**Work instructions**. Copy out the data below verbatim.

**Entries supplied**.
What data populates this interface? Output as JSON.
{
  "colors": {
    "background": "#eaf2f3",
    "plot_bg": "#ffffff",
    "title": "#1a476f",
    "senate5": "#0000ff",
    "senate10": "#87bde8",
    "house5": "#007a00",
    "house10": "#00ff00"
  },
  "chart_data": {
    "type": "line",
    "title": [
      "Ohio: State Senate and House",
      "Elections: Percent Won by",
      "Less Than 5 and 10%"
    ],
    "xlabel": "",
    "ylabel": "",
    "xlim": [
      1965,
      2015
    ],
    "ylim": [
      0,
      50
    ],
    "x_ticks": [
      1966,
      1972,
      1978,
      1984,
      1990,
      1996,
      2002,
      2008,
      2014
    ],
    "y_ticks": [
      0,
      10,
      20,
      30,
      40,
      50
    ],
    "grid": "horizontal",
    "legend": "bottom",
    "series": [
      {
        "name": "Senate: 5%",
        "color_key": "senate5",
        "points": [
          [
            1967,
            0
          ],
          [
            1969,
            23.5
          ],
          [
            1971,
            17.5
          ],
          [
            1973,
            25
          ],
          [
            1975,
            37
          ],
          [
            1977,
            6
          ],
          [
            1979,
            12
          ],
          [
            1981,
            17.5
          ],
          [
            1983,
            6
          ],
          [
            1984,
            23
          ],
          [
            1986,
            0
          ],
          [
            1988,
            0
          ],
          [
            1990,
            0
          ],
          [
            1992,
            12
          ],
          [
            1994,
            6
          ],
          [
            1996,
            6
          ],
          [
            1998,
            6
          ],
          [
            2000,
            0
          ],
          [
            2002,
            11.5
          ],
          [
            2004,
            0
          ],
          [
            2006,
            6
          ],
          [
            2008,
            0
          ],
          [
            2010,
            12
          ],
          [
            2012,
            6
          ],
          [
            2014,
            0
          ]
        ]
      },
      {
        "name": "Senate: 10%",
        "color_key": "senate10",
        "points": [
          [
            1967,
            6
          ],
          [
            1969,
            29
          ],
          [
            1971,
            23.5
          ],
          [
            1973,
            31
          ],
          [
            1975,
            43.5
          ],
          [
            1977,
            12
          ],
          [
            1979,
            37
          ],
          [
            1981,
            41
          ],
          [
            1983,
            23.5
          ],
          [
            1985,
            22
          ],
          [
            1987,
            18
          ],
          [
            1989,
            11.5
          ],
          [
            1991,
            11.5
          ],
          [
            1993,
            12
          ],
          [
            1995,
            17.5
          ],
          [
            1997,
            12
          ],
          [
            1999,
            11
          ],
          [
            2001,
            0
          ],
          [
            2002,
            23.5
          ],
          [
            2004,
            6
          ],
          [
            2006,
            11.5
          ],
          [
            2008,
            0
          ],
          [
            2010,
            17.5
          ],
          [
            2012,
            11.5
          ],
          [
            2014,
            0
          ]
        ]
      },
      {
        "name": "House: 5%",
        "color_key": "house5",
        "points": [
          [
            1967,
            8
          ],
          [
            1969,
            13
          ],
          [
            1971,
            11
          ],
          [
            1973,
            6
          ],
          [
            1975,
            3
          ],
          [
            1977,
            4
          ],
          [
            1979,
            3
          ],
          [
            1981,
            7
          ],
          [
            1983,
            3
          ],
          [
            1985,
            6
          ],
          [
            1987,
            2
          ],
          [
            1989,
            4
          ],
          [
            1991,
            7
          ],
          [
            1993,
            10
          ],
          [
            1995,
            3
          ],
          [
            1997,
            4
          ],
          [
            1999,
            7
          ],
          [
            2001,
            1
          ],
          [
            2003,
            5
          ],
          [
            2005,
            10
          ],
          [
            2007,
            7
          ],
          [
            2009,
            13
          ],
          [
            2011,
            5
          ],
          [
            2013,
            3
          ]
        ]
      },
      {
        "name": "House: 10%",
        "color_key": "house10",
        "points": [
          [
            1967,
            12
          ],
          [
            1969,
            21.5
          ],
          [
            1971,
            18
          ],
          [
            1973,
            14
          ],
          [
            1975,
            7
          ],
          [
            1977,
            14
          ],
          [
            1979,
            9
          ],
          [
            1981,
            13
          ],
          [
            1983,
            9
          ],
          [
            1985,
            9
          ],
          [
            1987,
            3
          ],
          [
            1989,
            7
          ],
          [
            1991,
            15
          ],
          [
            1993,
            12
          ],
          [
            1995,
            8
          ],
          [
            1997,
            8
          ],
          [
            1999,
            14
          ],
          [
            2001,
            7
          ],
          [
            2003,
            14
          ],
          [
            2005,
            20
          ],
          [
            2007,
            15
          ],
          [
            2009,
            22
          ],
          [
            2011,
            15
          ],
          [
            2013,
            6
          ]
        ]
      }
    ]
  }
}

**Output of the exercise**.
What data populates this interface? Output as JSON.
{
  "colors": {
    "background": "#eaf2f3",
    "plot_bg": "#ffffff",
    "title": "#1a476f",
    "senate5": "#0000ff",
    "senate10": "#87bde8",
    "house5": "#007a00",
    "house10": "#00ff00"
  },
  "chart_data": {
    "type": "line",
    "title": [
      "Ohio: State Senate and House",
      "Elections: Percent Won by",
      "Less Than 5 and 10%"
    ],
    "xlabel": "",
    "ylabel": "",
    "xlim": [
      1965,
      2015
    ],
    "ylim": [
      0,
      50
    ],
    "x_ticks": [
      1966,
      1972,
      1978,
      1984,
      1990,
      1996,
      2002,
      2008,
      2014
    ],
    "y_ticks": [
      0,
      10,
      20,
      30,
      40,
      50
    ],
    "grid": "horizontal",
    "legend": "bottom",
    "series": [
      {
        "name": "Senate: 5%",
        "color_key": "senate5",
        "points": [
          [
            1967,
            0
          ],
          [
            1969,
            23.5
          ],
          [
            1971,
            17.5
          ],
          [
            1973,
            25
          ],
          [
            1975,
            37
          ],
          [
            1977,
            6
          ],
          [
            1979,
            12
          ],
          [
            1981,
            17.5
          ],
          [
            1983,
            6
          ],
          [
            1984,
            23
          ],
          [
            1986,
            0
          ],
          [
            1988,
            0
          ],
          [
            1990,
            0
          ],
          [
            1992,
            12
          ],
          [
            1994,
            6
          ],
          [
            1996,
            6
          ],
          [
            1998,
            6
          ],
          [
            2000,
            0
          ],
          [
            2002,
            11.5
          ],
          [
            2004,
            0
          ],
          [
            2006,
            6
          ],
          [
            2008,
            0
          ],
          [
            2010,
            12
          ],
          [
            2012,
            6
          ],
          [
            2014,
            0
          ]
        ]
      },
      {
        "name": "Senate: 10%",
        "color_key": "senate10",
        "points": [
          [
            1967,
            6
          ],
          [
            1969,
            29
          ],
          [
            1971,
            23.5
          ],
          [
            1973,
            31
          ],
          [
            1975,
            43.5
          ],
          [
            1977,
            12
          ],
          [
            1979,
            37
          ],
          [
            1981,
            41
          ],
          [
            1983,
            23.5
          ],
          [
            1985,
            22
          ],
          [
            1987,
            18
          ],
          [
            1989,
            11.5
          ],
          [
            1991,
            11.5
          ],
          [
            1993,
            12
          ],
          [
            1995,
            17.5
          ],
          [
            1997,
            12
          ],
          [
            1999,
            11
          ],
          [
            2001,
            0
          ],
          [
            2002,
            23.5
          ],
          [
            2004,
            6
          ],
          [
            2006,
            11.5
          ],
          [
            2008,
            0
          ],
          [
            2010,
            17.5
          ],
          [
            2012,
            11.5
          ],
          [
            2014,
            0
          ]
        ]
      },
      {
        "name": "House: 5%",
        "color_key": "house5",
        "points": [
          [
            1967,
            8
          ],
          [
            1969,
            13
          ],
          [
            1971,
            11
          ],
          [
            1973,
            6
          ],
          [
            1975,
            3
          ],
          [
            1977,
            4
          ],
          [
            1979,
            3
          ],
          [
            1981,
            7
          ],
          [
            1983,
            3
          ],
          [
            1985,
            6
          ],
          [
            1987,
            2
          ],
          [
            1989,
            4
          ],
          [
            1991,
            7
          ],
          [
            1993,
            10
          ],
          [
            1995,
            3
          ],
          [
            1997,
            4
          ],
          [
            1999,
            7
          ],
          [
            2001,
            1
          ],
          [
            2003,
            5
          ],
          [
            2005,
            10
          ],
          [
            2007,
            7
          ],
          [
            2009,
            13
          ],
          [
            2011,
            5
          ],
          [
            2013,
            3
          ]
        ]
      },
      {
        "name": "House: 10%",
        "color_key": "house10",
        "points": [
          [
            1967,
            12
          ],
          [
            1969,
            21.5
          ],
          [
            1971,
            18
          ],
          [
            1973,
            14
          ],
          [
            1975,
            7
          ],
          [
            1977,
            14
          ],
          [
            1979,
            9
          ],
          [
            1981,
            13
          ],
          [
            1983,
            9
          ],
          [
            1985,
            9
          ],
          [
            1987,
            3
          ],
          [
            1989,
            7
          ],
          [
            1991,
            15
          ],
          [
            1993,
            12
          ],
          [
            1995,
            8
          ],
          [
            1997,
            8
          ],
          [
            1999,
            14
          ],
          [
            2001,
            7
          ],
          [
            2003,
            14
          ],
          [
            2005,
            20
          ],
          [
            2007,
            15
          ],
          [
            2009,
            22
          ],
          [
            2011,
            15
          ],
          [
            2013,
            6
          ]
        ]
      }
    ]
  }
}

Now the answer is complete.